The exercise
Transcribe every entry below word for word, but skip the pictures.

## begin Data

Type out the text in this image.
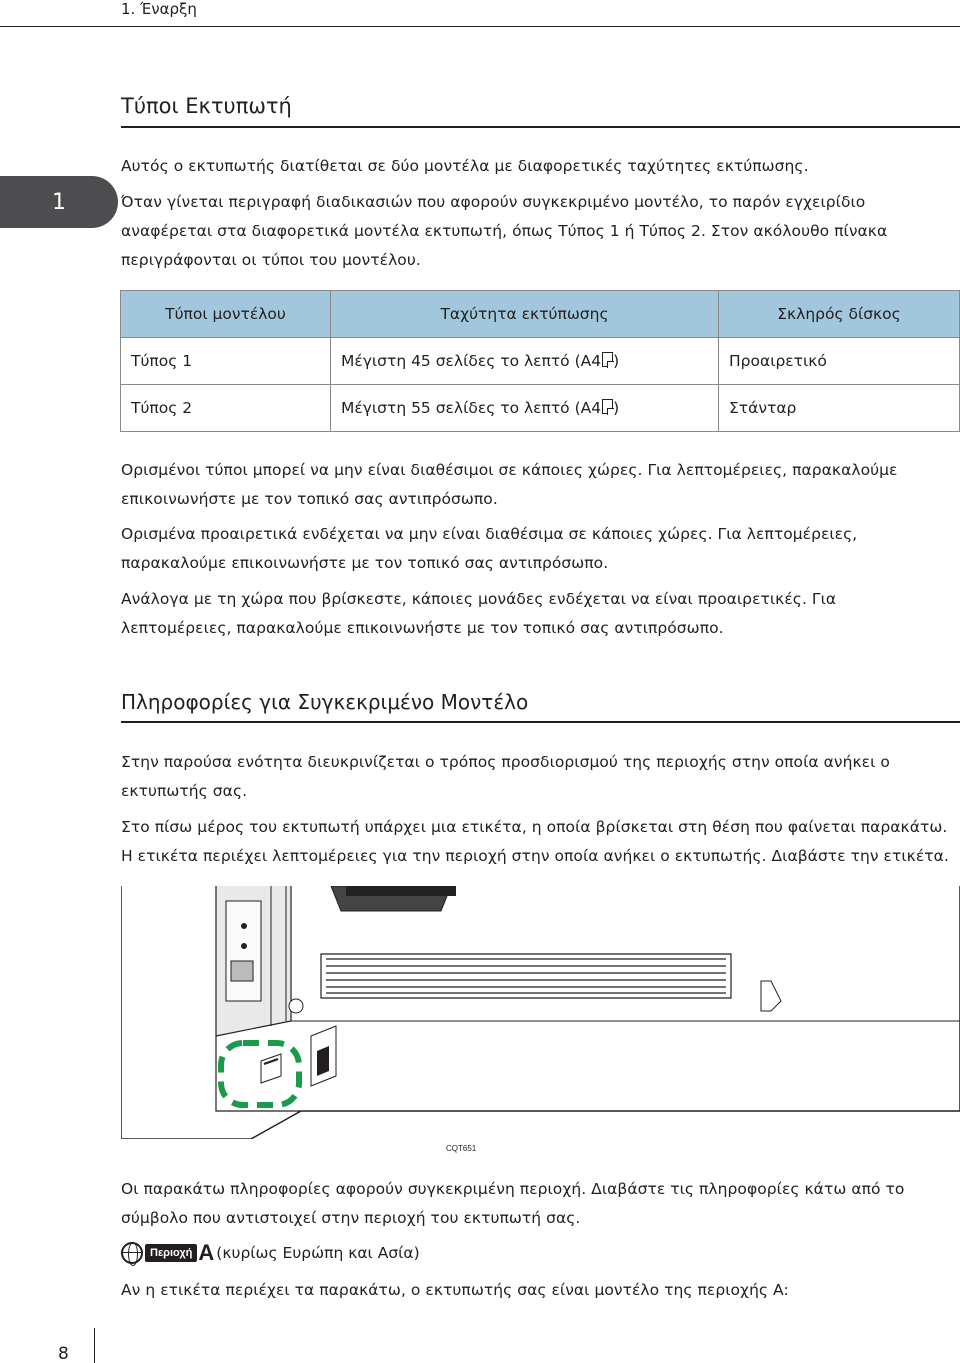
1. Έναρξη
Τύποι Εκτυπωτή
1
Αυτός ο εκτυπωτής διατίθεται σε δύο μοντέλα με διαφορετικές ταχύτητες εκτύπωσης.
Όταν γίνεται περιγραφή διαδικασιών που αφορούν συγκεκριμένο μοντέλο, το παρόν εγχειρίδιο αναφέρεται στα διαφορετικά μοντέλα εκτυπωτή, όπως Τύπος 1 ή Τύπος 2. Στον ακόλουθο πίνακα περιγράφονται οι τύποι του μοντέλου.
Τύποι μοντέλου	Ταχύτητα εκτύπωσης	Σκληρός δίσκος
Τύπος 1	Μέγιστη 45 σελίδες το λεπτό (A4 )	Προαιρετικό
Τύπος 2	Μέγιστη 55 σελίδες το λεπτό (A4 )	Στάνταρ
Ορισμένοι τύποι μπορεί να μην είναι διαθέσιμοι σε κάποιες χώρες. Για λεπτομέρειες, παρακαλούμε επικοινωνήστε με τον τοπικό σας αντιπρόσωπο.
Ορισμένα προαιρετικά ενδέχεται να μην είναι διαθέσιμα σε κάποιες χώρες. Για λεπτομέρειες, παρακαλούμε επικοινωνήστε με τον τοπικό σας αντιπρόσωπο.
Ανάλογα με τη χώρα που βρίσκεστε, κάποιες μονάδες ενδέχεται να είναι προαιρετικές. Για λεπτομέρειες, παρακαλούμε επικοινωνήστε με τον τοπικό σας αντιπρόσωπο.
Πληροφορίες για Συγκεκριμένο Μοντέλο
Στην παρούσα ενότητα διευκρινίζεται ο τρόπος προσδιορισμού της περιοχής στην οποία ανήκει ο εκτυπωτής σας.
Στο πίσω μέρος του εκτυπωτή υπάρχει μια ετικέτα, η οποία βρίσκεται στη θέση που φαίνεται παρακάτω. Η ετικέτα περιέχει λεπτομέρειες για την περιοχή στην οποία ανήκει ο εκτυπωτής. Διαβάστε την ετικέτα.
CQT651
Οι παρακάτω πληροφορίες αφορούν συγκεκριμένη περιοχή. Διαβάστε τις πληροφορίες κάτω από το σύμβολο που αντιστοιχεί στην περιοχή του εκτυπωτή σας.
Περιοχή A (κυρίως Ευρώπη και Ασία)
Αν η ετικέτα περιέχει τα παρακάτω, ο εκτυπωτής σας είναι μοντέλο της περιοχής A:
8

## end Data

Written answer
Type out the text in this image.
1. Έναρξη
Τύποι Εκτυπωτή
1
Αυτός ο εκτυπωτής διατίθεται σε δύο μοντέλα με διαφορετικές ταχύτητες εκτύπωσης.
Όταν γίνεται περιγραφή διαδικασιών που αφορούν συγκεκριμένο μοντέλο, το παρόν εγχειρίδιο αναφέρεται στα διαφορετικά μοντέλα εκτυπωτή, όπως Τύπος 1 ή Τύπος 2. Στον ακόλουθο πίνακα περιγράφονται οι τύποι του μοντέλου.
Τύποι μοντέλου	Ταχύτητα εκτύπωσης	Σκληρός δίσκος
Τύπος 1	Μέγιστη 45 σελίδες το λεπτό (A4 )	Προαιρετικό
Τύπος 2	Μέγιστη 55 σελίδες το λεπτό (A4 )	Στάνταρ
Ορισμένοι τύποι μπορεί να μην είναι διαθέσιμοι σε κάποιες χώρες. Για λεπτομέρειες, παρακαλούμε επικοινωνήστε με τον τοπικό σας αντιπρόσωπο.
Ορισμένα προαιρετικά ενδέχεται να μην είναι διαθέσιμα σε κάποιες χώρες. Για λεπτομέρειες, παρακαλούμε επικοινωνήστε με τον τοπικό σας αντιπρόσωπο.
Ανάλογα με τη χώρα που βρίσκεστε, κάποιες μονάδες ενδέχεται να είναι προαιρετικές. Για λεπτομέρειες, παρακαλούμε επικοινωνήστε με τον τοπικό σας αντιπρόσωπο.
Πληροφορίες για Συγκεκριμένο Μοντέλο
Στην παρούσα ενότητα διευκρινίζεται ο τρόπος προσδιορισμού της περιοχής στην οποία ανήκει ο εκτυπωτής σας.
Στο πίσω μέρος του εκτυπωτή υπάρχει μια ετικέτα, η οποία βρίσκεται στη θέση που φαίνεται παρακάτω. Η ετικέτα περιέχει λεπτομέρειες για την περιοχή στην οποία ανήκει ο εκτυπωτής. Διαβάστε την ετικέτα.
CQT651
Οι παρακάτω πληροφορίες αφορούν συγκεκριμένη περιοχή. Διαβάστε τις πληροφορίες κάτω από το σύμβολο που αντιστοιχεί στην περιοχή του εκτυπωτή σας.
Περιοχή A (κυρίως Ευρώπη και Ασία)
Αν η ετικέτα περιέχει τα παρακάτω, ο εκτυπωτής σας είναι μοντέλο της περιοχής A:
8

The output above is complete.